Given exercise:
Copy out every record below, word for word.

Data shown:
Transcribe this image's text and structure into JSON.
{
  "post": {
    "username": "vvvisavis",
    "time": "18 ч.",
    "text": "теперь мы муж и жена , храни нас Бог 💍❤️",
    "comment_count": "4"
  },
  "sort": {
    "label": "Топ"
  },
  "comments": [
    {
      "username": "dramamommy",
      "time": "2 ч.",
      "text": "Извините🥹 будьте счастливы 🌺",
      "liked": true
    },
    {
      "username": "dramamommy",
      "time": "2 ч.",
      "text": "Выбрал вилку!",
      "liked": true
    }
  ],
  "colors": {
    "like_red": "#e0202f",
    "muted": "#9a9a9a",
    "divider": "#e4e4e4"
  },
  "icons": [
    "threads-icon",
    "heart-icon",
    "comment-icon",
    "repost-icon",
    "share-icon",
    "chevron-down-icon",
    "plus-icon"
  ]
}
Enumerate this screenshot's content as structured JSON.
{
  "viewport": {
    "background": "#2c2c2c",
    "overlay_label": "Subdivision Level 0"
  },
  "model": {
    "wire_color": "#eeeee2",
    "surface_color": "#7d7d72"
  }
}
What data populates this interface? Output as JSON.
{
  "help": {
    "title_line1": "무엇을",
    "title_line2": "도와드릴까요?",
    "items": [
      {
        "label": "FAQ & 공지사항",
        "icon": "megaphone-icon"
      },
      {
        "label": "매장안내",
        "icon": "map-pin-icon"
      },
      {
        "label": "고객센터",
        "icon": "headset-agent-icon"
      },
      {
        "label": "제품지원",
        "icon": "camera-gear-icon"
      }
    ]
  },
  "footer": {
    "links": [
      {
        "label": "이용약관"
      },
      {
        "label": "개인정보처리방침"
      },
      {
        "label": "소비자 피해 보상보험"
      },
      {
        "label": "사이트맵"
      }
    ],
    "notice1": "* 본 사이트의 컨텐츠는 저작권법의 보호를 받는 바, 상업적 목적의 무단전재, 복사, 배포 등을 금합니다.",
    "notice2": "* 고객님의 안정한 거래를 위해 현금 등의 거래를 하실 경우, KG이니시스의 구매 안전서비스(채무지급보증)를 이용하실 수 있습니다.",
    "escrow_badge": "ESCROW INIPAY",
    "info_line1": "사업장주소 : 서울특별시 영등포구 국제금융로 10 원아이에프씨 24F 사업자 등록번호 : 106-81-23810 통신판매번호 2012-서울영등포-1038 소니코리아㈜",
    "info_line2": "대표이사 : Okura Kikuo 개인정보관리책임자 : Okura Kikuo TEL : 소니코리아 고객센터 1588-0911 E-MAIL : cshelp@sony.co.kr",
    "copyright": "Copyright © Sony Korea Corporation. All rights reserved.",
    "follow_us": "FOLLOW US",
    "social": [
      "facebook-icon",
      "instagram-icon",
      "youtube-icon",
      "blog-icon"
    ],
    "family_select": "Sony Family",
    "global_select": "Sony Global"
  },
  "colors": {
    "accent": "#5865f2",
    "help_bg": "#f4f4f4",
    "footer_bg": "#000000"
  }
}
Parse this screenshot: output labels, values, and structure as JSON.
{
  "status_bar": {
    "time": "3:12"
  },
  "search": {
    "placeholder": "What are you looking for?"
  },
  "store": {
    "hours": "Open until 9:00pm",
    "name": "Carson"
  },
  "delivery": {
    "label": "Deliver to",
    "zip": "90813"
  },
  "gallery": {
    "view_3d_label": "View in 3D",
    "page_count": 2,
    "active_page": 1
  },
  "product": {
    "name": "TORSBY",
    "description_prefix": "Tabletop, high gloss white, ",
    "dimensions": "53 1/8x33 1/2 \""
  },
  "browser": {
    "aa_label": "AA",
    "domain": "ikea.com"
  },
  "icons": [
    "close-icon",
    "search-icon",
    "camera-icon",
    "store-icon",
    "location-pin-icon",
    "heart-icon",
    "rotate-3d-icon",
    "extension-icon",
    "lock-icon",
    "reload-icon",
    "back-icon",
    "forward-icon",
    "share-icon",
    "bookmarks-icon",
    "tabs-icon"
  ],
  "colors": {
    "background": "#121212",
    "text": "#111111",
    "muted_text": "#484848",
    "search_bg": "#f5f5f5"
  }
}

Written response:
Transcribe this image's text and structure into JSON.
{
  "post": {
    "username": "vvvisavis",
    "time": "18 ч.",
    "text": "теперь мы муж и жена , храни нас Бог 💍❤️",
    "comment_count": "4"
  },
  "sort": {
    "label": "Топ"
  },
  "comments": [
    {
      "username": "dramamommy",
      "time": "2 ч.",
      "text": "Извините🥹 будьте счастливы 🌺",
      "liked": true
    },
    {
      "username": "dramamommy",
      "time": "2 ч.",
      "text": "Выбрал вилку!",
      "liked": true
    }
  ],
  "colors": {
    "like_red": "#e0202f",
    "muted": "#9a9a9a",
    "divider": "#e4e4e4"
  },
  "icons": [
    "threads-icon",
    "heart-icon",
    "comment-icon",
    "repost-icon",
    "share-icon",
    "chevron-down-icon",
    "plus-icon"
  ]
}
Enumerate this screenshot's content as structured JSON.
{
  "viewport": {
    "background": "#2c2c2c",
    "overlay_label": "Subdivision Level 0"
  },
  "model": {
    "wire_color": "#eeeee2",
    "surface_color": "#7d7d72"
  }
}
What data populates this interface? Output as JSON.
{
  "help": {
    "title_line1": "무엇을",
    "title_line2": "도와드릴까요?",
    "items": [
      {
        "label": "FAQ & 공지사항",
        "icon": "megaphone-icon"
      },
      {
        "label": "매장안내",
        "icon": "map-pin-icon"
      },
      {
        "label": "고객센터",
        "icon": "headset-agent-icon"
      },
      {
        "label": "제품지원",
        "icon": "camera-gear-icon"
      }
    ]
  },
  "footer": {
    "links": [
      {
        "label": "이용약관"
      },
      {
        "label": "개인정보처리방침"
      },
      {
        "label": "소비자 피해 보상보험"
      },
      {
        "label": "사이트맵"
      }
    ],
    "notice1": "* 본 사이트의 컨텐츠는 저작권법의 보호를 받는 바, 상업적 목적의 무단전재, 복사, 배포 등을 금합니다.",
    "notice2": "* 고객님의 안정한 거래를 위해 현금 등의 거래를 하실 경우, KG이니시스의 구매 안전서비스(채무지급보증)를 이용하실 수 있습니다.",
    "escrow_badge": "ESCROW INIPAY",
    "info_line1": "사업장주소 : 서울특별시 영등포구 국제금융로 10 원아이에프씨 24F 사업자 등록번호 : 106-81-23810 통신판매번호 2012-서울영등포-1038 소니코리아㈜",
    "info_line2": "대표이사 : Okura Kikuo 개인정보관리책임자 : Okura Kikuo TEL : 소니코리아 고객센터 1588-0911 E-MAIL : cshelp@sony.co.kr",
    "copyright": "Copyright © Sony Korea Corporation. All rights reserved.",
    "follow_us": "FOLLOW US",
    "social": [
      "facebook-icon",
      "instagram-icon",
      "youtube-icon",
      "blog-icon"
    ],
    "family_select": "Sony Family",
    "global_select": "Sony Global"
  },
  "colors": {
    "accent": "#5865f2",
    "help_bg": "#f4f4f4",
    "footer_bg": "#000000"
  }
}
Parse this screenshot: output labels, values, and structure as JSON.
{
  "status_bar": {
    "time": "3:12"
  },
  "search": {
    "placeholder": "What are you looking for?"
  },
  "store": {
    "hours": "Open until 9:00pm",
    "name": "Carson"
  },
  "delivery": {
    "label": "Deliver to",
    "zip": "90813"
  },
  "gallery": {
    "view_3d_label": "View in 3D",
    "page_count": 2,
    "active_page": 1
  },
  "product": {
    "name": "TORSBY",
    "description_prefix": "Tabletop, high gloss white, ",
    "dimensions": "53 1/8x33 1/2 \""
  },
  "browser": {
    "aa_label": "AA",
    "domain": "ikea.com"
  },
  "icons": [
    "close-icon",
    "search-icon",
    "camera-icon",
    "store-icon",
    "location-pin-icon",
    "heart-icon",
    "rotate-3d-icon",
    "extension-icon",
    "lock-icon",
    "reload-icon",
    "back-icon",
    "forward-icon",
    "share-icon",
    "bookmarks-icon",
    "tabs-icon"
  ],
  "colors": {
    "background": "#121212",
    "text": "#111111",
    "muted_text": "#484848",
    "search_bg": "#f5f5f5"
  }
}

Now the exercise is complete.